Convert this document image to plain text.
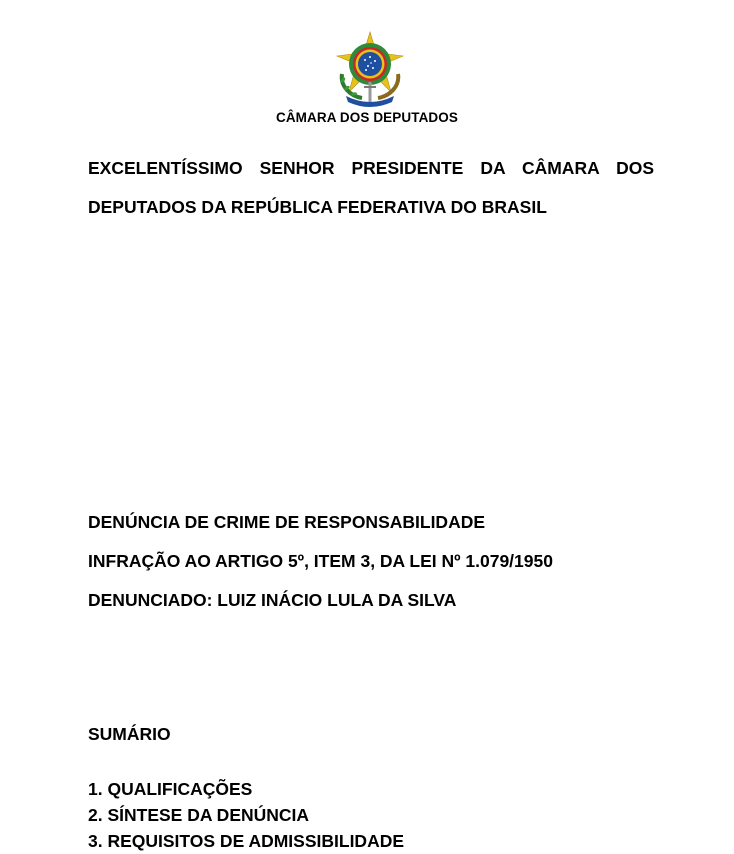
CÂMARA DOS DEPUTADOS
EXCELENTÍSSIMO SENHOR PRESIDENTE DA CÂMARA DOS
DEPUTADOS DA REPÚBLICA FEDERATIVA DO BRASIL
DENÚNCIA DE CRIME DE RESPONSABILIDADE
INFRAÇÃO AO ARTIGO 5º, ITEM 3, DA LEI Nº 1.079/1950
DENUNCIADO: LUIZ INÁCIO LULA DA SILVA
SUMÁRIO
1. QUALIFICAÇÕES
2. SÍNTESE DA DENÚNCIA
3. REQUISITOS DE ADMISSIBILIDADE
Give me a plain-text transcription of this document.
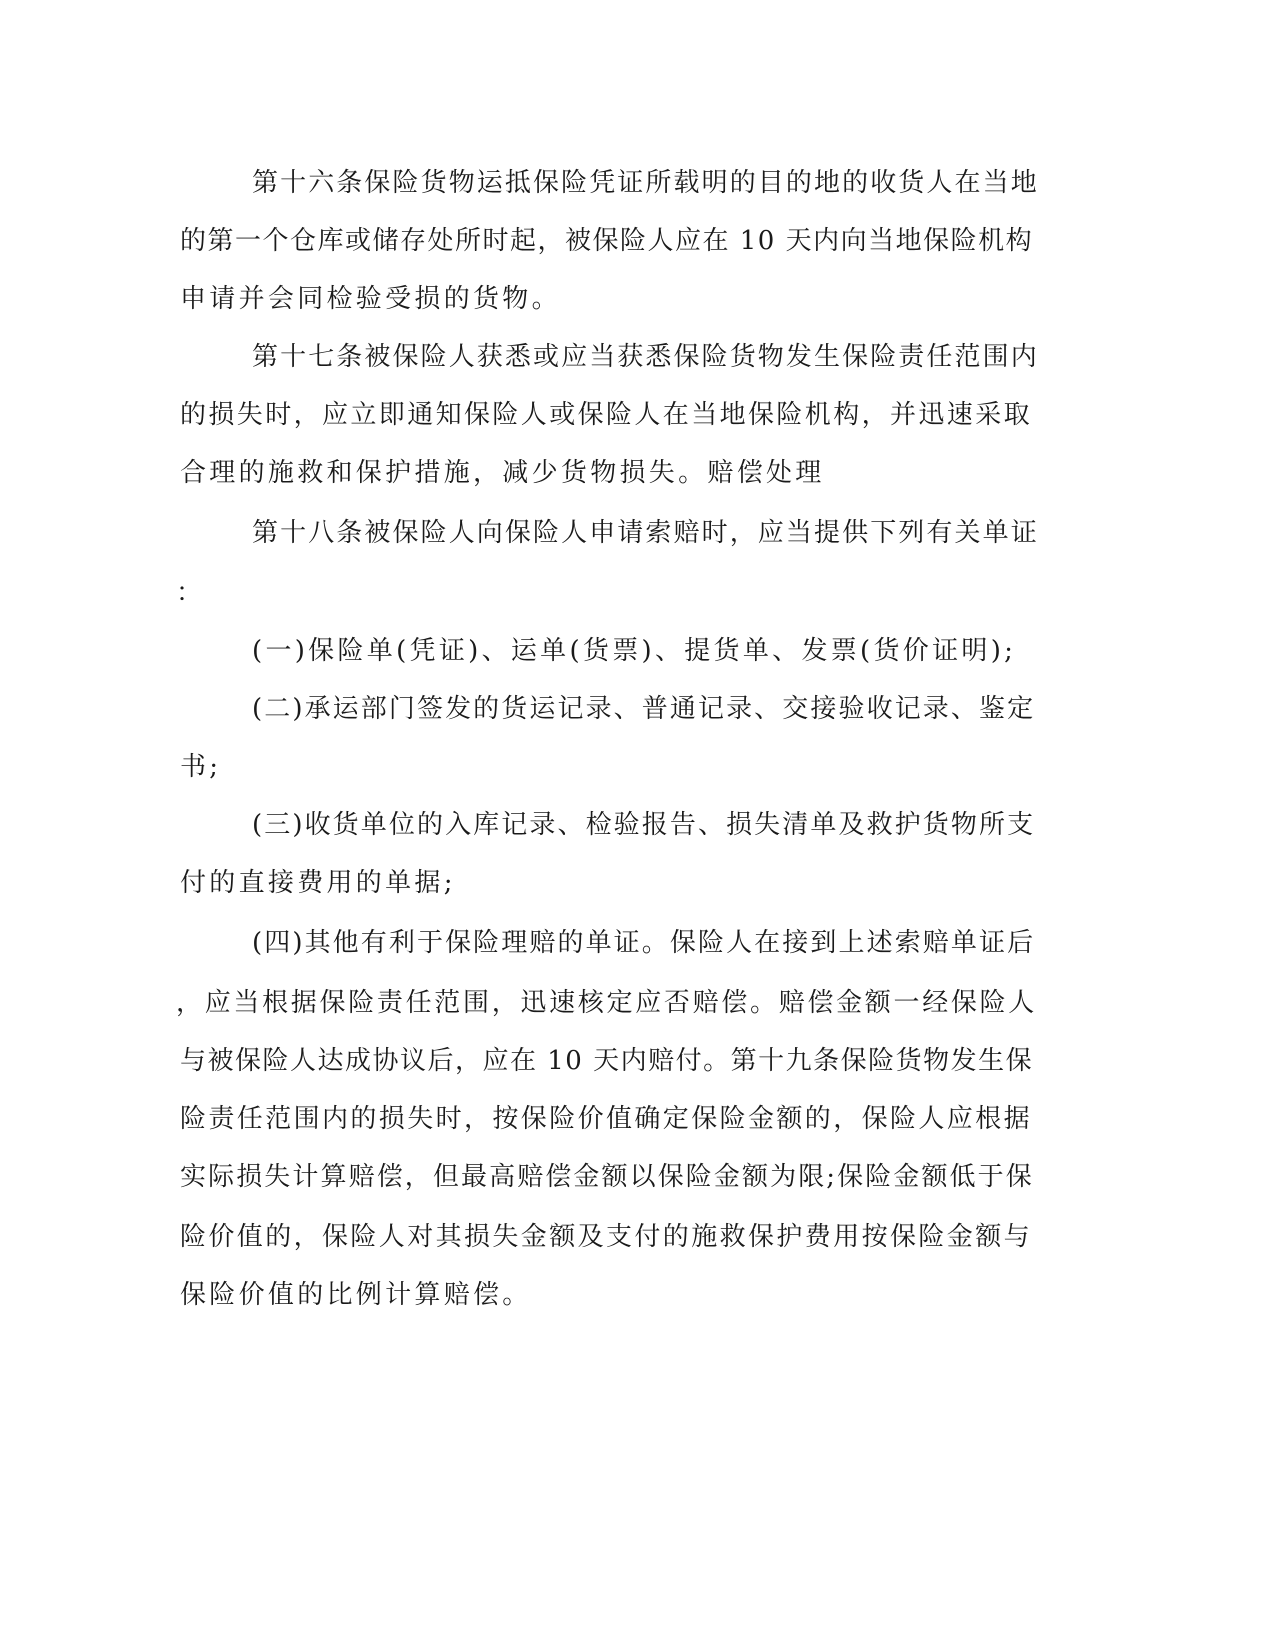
第十六条保险货物运抵保险凭证所载明的目的地的收货人在当地
的第一个仓库或储存处所时起，被保险人应在 10 天内向当地保险机构
申请并会同检验受损的货物。
第十七条被保险人获悉或应当获悉保险货物发生保险责任范围内
的损失时，应立即通知保险人或保险人在当地保险机构，并迅速采取
合理的施救和保护措施，减少货物损失。赔偿处理
第十八条被保险人向保险人申请索赔时，应当提供下列有关单证
：
(一)保险单(凭证)、运单(货票)、提货单、发票(货价证明);
(二)承运部门签发的货运记录、普通记录、交接验收记录、鉴定
书;
(三)收货单位的入库记录、检验报告、损失清单及救护货物所支
付的直接费用的单据;
(四)其他有利于保险理赔的单证。保险人在接到上述索赔单证后
，应当根据保险责任范围，迅速核定应否赔偿。赔偿金额一经保险人
与被保险人达成协议后，应在 10 天内赔付。第十九条保险货物发生保
险责任范围内的损失时，按保险价值确定保险金额的，保险人应根据
实际损失计算赔偿，但最高赔偿金额以保险金额为限;保险金额低于保
险价值的，保险人对其损失金额及支付的施救保护费用按保险金额与
保险价值的比例计算赔偿。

__WHAT IS NEEDED__:
In the listing above, find each line with the word "plain" and copy it.

__CORRECT OUTPUT__:
Convert this document image to plain text.
Give me a plain-text transcription of this document.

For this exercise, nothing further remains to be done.